» Data provided
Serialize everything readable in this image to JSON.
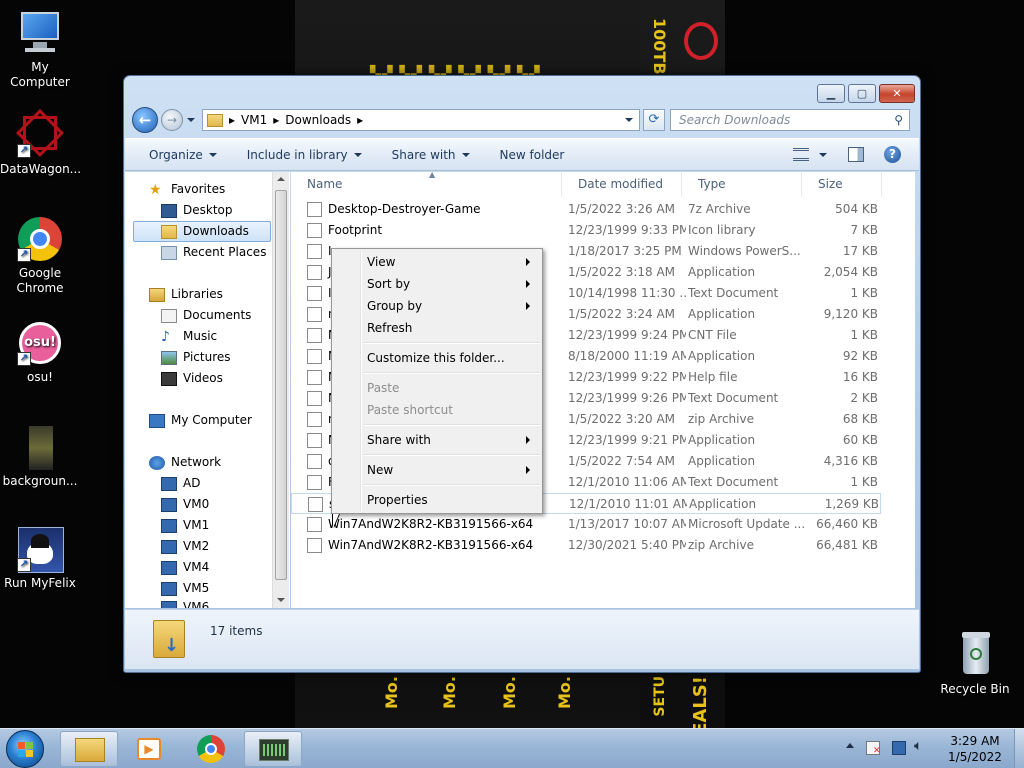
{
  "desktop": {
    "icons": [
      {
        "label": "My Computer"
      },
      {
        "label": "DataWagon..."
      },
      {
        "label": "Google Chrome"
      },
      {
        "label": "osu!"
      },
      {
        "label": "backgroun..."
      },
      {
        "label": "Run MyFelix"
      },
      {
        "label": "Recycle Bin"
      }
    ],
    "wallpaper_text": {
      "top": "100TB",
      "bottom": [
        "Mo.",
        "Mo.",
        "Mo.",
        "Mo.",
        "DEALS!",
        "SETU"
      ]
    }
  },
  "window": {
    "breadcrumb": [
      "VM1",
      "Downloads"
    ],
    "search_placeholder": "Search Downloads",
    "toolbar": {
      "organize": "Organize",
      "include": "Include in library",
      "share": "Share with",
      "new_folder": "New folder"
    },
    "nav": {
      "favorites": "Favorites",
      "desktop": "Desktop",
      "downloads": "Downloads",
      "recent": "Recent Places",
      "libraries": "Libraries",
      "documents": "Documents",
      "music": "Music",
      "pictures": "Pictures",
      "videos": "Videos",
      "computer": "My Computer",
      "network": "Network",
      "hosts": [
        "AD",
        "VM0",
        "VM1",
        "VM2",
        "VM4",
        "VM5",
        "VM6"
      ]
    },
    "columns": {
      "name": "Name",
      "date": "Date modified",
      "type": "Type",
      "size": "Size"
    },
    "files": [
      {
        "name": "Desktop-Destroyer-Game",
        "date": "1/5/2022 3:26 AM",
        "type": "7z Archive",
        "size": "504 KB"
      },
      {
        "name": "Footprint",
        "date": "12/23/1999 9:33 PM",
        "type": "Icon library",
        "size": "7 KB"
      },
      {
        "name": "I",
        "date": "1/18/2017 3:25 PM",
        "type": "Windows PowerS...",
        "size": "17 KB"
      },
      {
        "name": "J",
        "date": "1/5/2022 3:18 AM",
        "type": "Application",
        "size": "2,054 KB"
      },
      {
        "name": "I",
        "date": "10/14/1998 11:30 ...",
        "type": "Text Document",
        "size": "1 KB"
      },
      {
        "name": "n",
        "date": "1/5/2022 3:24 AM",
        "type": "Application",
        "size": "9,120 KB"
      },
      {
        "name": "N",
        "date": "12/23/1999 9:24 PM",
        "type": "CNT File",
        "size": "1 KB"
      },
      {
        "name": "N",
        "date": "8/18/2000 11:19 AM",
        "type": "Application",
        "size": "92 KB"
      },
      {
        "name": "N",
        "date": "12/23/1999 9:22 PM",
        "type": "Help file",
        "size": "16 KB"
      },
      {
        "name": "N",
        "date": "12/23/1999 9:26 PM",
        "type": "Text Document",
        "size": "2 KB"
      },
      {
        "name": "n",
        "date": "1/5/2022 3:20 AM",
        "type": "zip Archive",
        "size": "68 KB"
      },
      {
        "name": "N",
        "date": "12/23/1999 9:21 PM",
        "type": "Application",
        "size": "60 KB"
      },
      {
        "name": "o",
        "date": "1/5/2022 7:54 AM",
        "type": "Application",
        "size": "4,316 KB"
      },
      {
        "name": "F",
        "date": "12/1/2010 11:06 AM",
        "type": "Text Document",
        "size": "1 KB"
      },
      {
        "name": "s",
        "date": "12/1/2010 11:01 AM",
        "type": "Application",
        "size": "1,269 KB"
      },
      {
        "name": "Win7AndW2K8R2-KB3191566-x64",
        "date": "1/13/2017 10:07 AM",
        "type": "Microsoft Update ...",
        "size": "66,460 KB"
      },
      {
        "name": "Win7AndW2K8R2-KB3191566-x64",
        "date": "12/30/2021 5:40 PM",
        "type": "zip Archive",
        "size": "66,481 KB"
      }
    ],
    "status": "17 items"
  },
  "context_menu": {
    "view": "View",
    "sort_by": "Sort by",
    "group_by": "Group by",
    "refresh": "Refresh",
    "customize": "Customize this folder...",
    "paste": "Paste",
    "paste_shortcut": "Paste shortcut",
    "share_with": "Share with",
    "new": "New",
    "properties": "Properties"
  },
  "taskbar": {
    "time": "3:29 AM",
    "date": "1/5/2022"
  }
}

* * *

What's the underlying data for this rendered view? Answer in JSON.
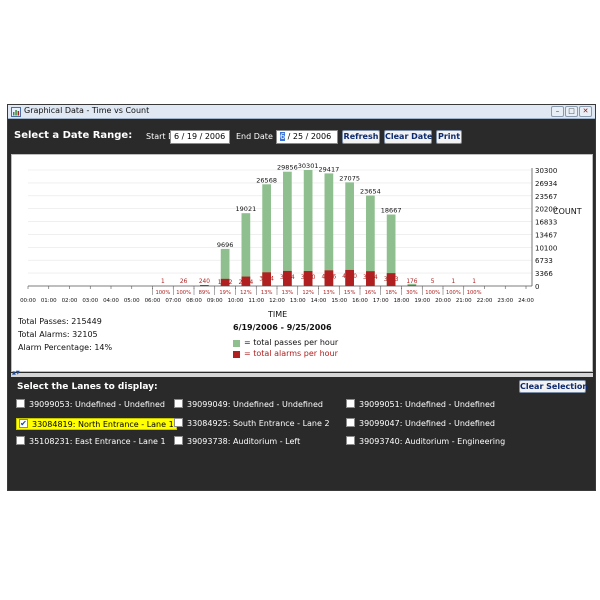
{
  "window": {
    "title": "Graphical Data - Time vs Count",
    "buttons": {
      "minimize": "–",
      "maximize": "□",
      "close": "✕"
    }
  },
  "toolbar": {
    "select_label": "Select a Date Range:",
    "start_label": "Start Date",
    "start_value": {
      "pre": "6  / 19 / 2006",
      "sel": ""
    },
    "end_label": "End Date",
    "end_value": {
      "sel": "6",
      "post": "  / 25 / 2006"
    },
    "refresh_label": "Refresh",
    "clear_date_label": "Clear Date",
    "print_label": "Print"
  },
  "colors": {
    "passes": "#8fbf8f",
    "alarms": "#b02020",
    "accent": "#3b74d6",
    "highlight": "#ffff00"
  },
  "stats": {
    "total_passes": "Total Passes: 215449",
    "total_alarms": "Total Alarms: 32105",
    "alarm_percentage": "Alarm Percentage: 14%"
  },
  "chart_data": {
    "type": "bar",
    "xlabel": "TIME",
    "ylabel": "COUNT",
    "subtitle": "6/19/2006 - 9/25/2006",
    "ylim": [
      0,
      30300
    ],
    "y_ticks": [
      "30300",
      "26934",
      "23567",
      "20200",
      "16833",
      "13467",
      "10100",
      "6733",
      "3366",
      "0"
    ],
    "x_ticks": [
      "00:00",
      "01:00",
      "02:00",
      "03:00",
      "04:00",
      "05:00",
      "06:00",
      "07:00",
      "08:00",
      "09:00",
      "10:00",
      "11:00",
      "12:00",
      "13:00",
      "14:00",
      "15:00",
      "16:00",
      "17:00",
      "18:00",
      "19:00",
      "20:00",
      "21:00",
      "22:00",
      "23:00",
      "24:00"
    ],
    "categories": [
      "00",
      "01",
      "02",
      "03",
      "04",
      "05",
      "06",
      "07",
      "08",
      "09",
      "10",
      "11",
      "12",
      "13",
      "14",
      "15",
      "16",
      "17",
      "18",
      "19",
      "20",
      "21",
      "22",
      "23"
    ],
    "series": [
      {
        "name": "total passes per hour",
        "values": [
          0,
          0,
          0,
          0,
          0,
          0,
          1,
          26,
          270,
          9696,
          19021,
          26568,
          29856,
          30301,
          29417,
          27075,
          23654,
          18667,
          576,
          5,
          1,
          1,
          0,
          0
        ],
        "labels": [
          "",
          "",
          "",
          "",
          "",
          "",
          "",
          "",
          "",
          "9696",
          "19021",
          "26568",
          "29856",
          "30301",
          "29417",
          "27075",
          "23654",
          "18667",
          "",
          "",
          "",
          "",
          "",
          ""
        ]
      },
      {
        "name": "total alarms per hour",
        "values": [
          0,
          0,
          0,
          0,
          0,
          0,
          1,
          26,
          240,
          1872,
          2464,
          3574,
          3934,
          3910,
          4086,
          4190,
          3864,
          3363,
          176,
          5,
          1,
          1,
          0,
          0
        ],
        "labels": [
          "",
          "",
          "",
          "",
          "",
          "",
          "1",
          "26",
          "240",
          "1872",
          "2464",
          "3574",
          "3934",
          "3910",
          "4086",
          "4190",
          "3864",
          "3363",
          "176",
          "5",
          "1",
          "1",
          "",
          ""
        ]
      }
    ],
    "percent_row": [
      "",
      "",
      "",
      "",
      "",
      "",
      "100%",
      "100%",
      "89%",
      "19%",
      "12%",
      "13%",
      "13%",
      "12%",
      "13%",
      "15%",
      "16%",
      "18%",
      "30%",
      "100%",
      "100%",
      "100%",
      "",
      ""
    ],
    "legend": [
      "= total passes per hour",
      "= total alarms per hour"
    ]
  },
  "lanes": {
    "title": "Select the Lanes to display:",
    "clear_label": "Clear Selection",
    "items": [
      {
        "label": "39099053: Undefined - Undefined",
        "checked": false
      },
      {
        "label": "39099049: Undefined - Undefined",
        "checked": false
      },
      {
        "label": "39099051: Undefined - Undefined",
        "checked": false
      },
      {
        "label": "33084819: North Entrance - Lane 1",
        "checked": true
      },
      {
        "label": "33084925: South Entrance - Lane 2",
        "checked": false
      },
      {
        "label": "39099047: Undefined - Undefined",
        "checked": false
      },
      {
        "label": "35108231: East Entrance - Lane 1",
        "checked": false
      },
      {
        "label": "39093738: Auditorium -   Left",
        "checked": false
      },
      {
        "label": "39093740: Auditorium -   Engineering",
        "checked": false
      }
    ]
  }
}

» What the task asks
Give only the count of lines in which the string "library" appears.

» Exercise answer
2